**Exercise prompt**
Count every line in the entries that contains "Funcionário". Report that count alone.

─── Provided information ───

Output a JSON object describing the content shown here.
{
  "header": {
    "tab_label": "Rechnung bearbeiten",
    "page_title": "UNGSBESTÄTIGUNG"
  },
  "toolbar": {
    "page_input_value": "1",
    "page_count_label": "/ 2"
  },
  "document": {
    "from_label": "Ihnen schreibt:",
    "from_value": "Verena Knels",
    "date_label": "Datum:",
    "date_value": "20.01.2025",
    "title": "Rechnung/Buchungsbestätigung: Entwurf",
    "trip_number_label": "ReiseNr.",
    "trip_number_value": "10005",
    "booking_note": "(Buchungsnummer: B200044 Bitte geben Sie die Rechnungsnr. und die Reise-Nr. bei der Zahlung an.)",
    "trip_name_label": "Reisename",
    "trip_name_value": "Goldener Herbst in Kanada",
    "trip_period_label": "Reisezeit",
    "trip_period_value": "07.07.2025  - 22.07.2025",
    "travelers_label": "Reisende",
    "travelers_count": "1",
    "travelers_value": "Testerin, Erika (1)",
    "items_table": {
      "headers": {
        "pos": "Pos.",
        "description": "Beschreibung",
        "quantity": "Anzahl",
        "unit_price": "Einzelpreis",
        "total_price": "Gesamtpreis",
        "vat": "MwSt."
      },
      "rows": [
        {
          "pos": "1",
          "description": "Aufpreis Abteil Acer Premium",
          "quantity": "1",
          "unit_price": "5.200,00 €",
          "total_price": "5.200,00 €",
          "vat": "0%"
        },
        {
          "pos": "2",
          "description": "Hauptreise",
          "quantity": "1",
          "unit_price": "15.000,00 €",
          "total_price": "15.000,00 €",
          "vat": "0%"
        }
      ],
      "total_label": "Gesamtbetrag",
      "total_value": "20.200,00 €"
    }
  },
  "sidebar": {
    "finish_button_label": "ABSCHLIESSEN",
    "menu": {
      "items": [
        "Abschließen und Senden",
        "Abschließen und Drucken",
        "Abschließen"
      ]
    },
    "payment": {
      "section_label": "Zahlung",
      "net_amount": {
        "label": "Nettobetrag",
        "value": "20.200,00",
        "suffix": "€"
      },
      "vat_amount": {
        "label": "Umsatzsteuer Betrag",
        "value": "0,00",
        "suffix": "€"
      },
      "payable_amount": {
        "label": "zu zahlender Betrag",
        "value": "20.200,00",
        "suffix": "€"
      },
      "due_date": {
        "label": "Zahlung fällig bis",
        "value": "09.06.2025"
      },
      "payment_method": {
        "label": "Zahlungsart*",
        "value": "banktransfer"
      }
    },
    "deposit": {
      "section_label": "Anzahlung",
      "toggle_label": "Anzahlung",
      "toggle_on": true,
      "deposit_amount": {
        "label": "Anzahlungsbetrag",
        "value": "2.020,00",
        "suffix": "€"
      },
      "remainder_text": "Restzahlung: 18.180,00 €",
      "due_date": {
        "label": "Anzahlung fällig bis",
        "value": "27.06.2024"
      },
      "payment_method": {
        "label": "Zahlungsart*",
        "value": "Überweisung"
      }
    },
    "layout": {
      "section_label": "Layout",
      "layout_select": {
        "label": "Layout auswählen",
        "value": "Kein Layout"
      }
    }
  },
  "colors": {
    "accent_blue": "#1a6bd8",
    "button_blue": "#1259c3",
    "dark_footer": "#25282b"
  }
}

───
─── Provided information ───

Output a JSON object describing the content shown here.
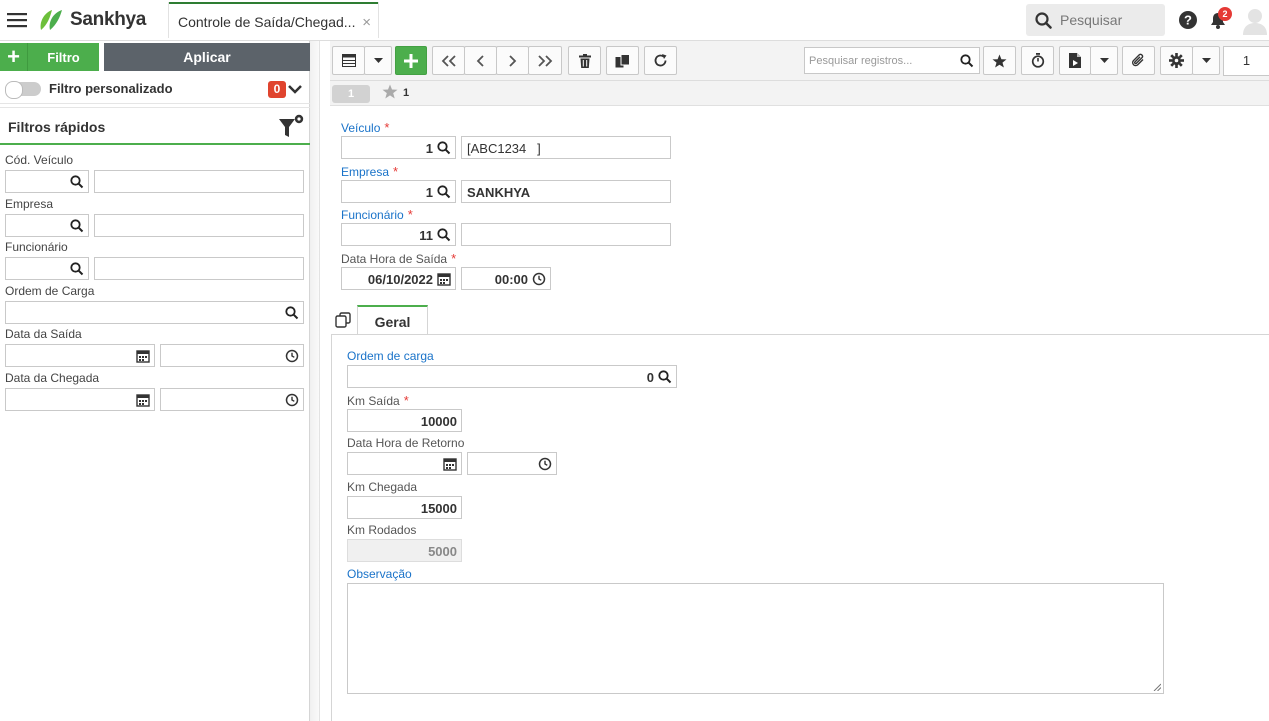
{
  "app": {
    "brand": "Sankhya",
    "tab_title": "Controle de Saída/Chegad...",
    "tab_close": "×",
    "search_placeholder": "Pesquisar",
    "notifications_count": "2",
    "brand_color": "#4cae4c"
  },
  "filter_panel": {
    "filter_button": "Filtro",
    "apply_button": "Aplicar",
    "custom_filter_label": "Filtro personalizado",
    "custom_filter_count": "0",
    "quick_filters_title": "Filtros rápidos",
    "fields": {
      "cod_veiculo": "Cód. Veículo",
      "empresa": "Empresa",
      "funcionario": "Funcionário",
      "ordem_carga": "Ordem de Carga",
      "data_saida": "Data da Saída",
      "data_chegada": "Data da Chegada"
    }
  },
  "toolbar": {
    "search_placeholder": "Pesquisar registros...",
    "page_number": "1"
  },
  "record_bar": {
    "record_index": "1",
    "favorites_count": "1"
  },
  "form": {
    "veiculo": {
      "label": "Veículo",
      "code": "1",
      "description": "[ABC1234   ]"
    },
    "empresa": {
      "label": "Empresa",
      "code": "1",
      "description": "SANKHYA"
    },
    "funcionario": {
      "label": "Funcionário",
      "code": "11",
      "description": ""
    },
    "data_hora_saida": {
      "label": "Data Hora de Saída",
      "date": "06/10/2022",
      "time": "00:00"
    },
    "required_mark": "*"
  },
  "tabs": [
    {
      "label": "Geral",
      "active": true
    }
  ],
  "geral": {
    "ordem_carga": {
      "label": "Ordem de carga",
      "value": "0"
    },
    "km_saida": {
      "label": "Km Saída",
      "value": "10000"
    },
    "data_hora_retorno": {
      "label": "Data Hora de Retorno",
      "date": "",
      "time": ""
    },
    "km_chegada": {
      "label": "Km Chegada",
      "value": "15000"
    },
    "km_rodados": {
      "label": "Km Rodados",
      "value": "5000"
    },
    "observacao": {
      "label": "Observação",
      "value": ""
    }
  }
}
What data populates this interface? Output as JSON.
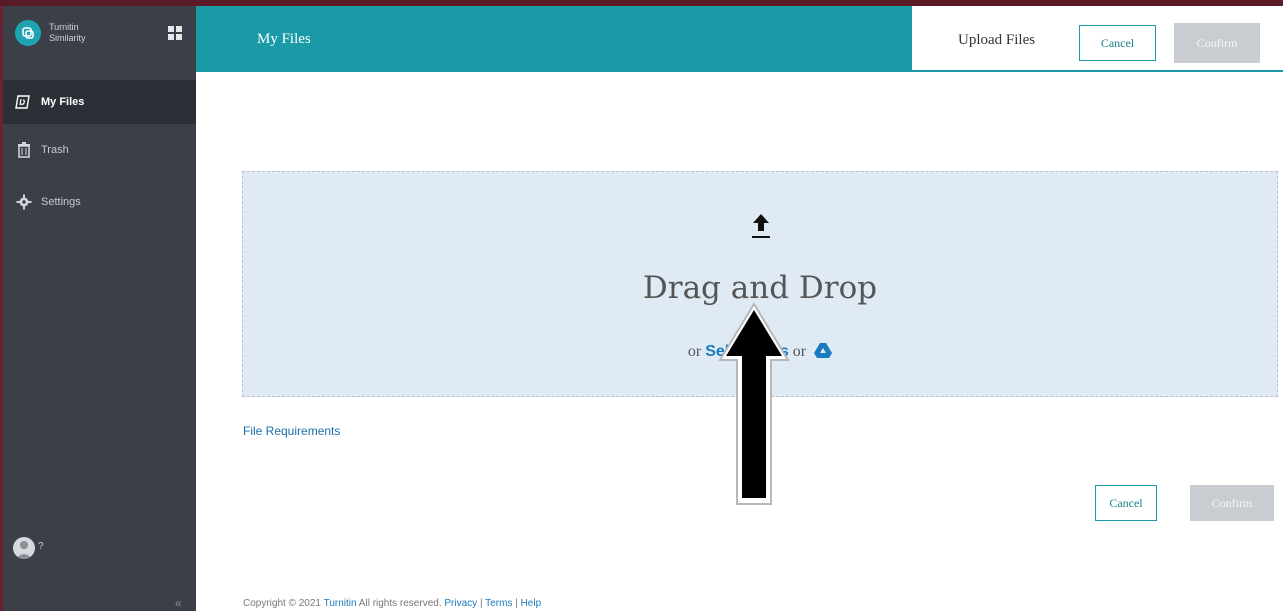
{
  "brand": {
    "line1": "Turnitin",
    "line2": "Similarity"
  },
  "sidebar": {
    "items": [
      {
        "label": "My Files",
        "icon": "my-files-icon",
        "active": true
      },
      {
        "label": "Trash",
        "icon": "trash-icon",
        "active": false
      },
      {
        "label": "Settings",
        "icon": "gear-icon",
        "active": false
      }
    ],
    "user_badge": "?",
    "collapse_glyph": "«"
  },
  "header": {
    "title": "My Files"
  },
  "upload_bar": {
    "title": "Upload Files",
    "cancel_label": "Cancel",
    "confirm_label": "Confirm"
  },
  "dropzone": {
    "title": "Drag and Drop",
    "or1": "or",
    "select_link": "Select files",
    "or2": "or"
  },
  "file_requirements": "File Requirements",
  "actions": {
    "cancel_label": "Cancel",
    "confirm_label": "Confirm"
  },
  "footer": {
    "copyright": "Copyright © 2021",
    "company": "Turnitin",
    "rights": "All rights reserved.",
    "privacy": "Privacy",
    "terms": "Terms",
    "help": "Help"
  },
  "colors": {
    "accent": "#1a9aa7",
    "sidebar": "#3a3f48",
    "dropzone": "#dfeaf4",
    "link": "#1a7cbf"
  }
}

───
─── Provided information ───

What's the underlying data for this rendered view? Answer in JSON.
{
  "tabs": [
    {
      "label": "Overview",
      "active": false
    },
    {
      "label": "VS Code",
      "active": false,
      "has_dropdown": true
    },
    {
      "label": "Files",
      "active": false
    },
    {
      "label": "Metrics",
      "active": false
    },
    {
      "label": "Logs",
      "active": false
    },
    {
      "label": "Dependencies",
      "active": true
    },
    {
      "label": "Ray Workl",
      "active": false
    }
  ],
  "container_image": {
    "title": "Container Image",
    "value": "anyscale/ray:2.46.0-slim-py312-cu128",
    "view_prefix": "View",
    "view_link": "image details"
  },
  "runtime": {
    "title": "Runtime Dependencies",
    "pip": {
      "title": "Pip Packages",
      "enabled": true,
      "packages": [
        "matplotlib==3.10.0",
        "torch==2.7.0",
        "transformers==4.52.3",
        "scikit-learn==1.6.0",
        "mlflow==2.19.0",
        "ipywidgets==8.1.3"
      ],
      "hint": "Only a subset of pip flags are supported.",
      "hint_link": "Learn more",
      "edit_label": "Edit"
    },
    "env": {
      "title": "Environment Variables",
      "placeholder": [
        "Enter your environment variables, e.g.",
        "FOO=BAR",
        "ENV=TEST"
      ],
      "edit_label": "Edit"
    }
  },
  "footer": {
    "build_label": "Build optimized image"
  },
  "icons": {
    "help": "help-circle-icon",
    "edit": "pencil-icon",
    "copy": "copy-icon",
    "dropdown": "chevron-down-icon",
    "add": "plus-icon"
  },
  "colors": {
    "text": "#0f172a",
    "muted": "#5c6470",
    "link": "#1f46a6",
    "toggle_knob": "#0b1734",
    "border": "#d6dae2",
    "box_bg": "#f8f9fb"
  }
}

───

**Output below**
2